§ **TEXTO FORNECIDO**:

§

Todos os indícios disponíveis sugerem que o contexto da pandemia é muito penalizadora da pobreza em vários sentidos: porque a perda de rendimentos tem afetado com maior probabilidade e intensidade quem já estava em situação de pobreza ou em risco de cair na pobreza; porque tem criado novos constrangimentos ao recurso às redes de solidariedade pessoais e comunitárias bem como às respostas sociais de emergência; e porque tem afetado novos grupos de novas formas, especialmente entre os trabalhadores precários e por conta própria, criando o que já tem sido designado como “os novos pobres da pandemia”, que nalguns casos viram a sua situação degradar-se de forma muito rápida e inesperada.

§

§ **DADOS FORNECIDOS**:

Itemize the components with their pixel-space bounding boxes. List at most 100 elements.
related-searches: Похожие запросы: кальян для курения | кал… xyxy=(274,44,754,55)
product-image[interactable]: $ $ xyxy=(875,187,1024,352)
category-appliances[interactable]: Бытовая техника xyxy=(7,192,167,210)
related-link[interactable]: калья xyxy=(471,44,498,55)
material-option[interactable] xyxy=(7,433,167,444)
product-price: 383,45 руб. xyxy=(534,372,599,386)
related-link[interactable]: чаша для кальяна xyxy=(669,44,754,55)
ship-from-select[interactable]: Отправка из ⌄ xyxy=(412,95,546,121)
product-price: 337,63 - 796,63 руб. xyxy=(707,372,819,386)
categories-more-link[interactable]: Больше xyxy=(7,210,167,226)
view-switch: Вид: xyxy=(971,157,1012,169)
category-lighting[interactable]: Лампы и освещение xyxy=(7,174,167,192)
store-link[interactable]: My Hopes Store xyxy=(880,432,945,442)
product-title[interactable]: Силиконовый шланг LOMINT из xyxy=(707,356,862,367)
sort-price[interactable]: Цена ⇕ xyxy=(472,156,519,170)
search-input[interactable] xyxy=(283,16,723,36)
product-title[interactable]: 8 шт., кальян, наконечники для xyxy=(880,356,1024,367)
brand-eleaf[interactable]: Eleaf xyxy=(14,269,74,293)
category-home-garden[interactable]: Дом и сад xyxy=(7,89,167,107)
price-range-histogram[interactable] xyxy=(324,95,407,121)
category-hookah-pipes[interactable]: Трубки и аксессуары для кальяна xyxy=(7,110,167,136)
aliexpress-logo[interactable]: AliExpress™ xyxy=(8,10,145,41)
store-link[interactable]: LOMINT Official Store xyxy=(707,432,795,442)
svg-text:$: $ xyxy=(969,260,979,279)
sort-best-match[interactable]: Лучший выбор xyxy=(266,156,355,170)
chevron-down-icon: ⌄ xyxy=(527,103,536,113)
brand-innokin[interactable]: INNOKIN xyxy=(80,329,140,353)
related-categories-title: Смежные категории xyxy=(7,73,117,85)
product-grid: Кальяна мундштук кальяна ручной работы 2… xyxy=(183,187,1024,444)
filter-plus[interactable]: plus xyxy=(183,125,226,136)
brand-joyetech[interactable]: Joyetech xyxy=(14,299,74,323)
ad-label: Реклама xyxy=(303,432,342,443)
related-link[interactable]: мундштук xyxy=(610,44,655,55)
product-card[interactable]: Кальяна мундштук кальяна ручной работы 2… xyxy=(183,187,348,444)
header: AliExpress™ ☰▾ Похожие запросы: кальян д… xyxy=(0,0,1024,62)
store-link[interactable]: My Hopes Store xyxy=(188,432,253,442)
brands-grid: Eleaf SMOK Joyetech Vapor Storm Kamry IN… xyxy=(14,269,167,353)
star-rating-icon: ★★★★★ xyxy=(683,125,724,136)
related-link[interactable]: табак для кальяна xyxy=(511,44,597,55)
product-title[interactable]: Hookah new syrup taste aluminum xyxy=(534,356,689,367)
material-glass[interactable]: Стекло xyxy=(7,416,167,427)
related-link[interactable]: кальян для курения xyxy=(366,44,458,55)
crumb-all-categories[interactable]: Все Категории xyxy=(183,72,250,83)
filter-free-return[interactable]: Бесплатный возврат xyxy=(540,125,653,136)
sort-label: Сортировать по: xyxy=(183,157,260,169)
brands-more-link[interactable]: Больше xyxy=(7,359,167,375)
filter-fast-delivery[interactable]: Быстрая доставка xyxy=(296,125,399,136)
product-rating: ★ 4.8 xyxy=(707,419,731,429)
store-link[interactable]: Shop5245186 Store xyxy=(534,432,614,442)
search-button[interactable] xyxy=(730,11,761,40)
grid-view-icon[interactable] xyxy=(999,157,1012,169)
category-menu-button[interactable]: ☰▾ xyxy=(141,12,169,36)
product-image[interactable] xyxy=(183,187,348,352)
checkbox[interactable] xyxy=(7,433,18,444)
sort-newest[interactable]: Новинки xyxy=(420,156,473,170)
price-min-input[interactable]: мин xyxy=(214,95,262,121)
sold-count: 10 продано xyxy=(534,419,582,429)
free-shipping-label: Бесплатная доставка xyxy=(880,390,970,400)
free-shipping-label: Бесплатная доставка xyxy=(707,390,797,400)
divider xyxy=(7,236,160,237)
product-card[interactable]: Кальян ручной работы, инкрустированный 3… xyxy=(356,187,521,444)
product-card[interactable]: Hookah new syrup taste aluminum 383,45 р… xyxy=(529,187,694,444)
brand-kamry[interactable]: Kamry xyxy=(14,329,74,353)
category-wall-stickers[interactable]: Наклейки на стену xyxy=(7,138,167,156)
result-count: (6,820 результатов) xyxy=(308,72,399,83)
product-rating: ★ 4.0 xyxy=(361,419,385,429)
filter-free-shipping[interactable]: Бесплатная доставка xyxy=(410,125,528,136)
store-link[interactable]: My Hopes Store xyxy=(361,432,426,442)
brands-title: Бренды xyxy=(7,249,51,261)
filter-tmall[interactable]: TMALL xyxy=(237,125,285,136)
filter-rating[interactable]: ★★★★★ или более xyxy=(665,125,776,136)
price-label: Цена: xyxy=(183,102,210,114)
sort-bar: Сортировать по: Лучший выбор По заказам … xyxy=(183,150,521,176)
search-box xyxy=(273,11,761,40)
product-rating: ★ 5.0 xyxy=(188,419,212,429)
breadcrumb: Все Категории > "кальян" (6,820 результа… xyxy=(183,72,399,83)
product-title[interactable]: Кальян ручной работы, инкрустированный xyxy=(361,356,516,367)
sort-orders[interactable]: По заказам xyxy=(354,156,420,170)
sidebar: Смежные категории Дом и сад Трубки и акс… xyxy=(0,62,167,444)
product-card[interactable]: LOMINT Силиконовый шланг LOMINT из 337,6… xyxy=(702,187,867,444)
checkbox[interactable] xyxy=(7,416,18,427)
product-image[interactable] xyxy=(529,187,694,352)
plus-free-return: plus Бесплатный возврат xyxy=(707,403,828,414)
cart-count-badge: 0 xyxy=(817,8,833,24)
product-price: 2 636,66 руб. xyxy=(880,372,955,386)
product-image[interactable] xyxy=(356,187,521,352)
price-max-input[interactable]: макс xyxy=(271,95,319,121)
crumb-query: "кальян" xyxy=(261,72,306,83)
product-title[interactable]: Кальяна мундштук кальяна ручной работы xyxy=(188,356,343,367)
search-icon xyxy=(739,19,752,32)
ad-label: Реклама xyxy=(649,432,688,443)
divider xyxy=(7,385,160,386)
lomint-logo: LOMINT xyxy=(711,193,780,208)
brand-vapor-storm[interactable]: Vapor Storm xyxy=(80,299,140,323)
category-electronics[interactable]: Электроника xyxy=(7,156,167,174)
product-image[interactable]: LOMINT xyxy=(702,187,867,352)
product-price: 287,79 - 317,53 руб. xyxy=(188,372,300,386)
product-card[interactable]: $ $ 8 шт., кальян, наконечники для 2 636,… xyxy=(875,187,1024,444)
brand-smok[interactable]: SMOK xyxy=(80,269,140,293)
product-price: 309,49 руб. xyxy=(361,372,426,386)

§

§ **O QUE FAZER**: Imprima, sem nenhuma alteração, o trecho do texto fornecido que começa em "Todos os indícios" e termina em "rápida e inesperada.". As linhas acima vêm de outra fonte.

§ **SOLUÇÃO**:
Todos os indícios disponíveis sugerem que o contexto da pandemia é muito penalizadora da pobreza em vários sentidos: porque a perda de rendimentos tem afetado com maior probabilidade e intensidade quem já estava em situação de pobreza ou em risco de cair na pobreza; porque tem criado novos constrangimentos ao recurso às redes de solidariedade pessoais e comunitárias bem como às respostas sociais de emergência; e porque tem afetado novos grupos de novas formas, especialmente entre os trabalhadores precários e por conta própria, criando o que já tem sido designado como “os novos pobres da pandemia”, que nalguns casos viram a sua situação degradar-se de forma muito rápida e inesperada.